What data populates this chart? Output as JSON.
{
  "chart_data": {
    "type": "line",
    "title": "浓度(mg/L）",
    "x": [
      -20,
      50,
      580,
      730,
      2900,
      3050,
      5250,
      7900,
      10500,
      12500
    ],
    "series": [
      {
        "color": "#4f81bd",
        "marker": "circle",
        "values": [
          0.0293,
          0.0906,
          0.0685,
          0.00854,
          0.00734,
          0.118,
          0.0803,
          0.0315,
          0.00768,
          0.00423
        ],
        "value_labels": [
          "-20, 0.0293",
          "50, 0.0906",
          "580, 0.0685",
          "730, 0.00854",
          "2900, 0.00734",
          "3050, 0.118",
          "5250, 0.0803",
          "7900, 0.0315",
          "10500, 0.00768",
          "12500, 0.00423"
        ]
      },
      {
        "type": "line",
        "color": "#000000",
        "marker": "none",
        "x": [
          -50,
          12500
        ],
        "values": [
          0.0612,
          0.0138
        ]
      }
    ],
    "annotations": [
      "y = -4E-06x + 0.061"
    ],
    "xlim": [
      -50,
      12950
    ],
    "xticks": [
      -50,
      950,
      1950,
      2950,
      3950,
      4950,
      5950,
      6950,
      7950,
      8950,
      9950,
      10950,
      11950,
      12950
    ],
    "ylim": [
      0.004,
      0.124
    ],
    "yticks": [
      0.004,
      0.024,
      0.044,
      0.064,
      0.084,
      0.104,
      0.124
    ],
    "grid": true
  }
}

WHAT YOU NEED TO DO
Every record above should be copied exactly.

SOLUTION TO THIS PROBLEM
What data populates this chart? Output as JSON.
{
  "chart_data": {
    "type": "line",
    "title": "浓度(mg/L）",
    "x": [
      -20,
      50,
      580,
      730,
      2900,
      3050,
      5250,
      7900,
      10500,
      12500
    ],
    "series": [
      {
        "color": "#4f81bd",
        "marker": "circle",
        "values": [
          0.0293,
          0.0906,
          0.0685,
          0.00854,
          0.00734,
          0.118,
          0.0803,
          0.0315,
          0.00768,
          0.00423
        ],
        "value_labels": [
          "-20, 0.0293",
          "50, 0.0906",
          "580, 0.0685",
          "730, 0.00854",
          "2900, 0.00734",
          "3050, 0.118",
          "5250, 0.0803",
          "7900, 0.0315",
          "10500, 0.00768",
          "12500, 0.00423"
        ]
      },
      {
        "type": "line",
        "color": "#000000",
        "marker": "none",
        "x": [
          -50,
          12500
        ],
        "values": [
          0.0612,
          0.0138
        ]
      }
    ],
    "annotations": [
      "y = -4E-06x + 0.061"
    ],
    "xlim": [
      -50,
      12950
    ],
    "xticks": [
      -50,
      950,
      1950,
      2950,
      3950,
      4950,
      5950,
      6950,
      7950,
      8950,
      9950,
      10950,
      11950,
      12950
    ],
    "ylim": [
      0.004,
      0.124
    ],
    "yticks": [
      0.004,
      0.024,
      0.044,
      0.064,
      0.084,
      0.104,
      0.124
    ],
    "grid": true
  }
}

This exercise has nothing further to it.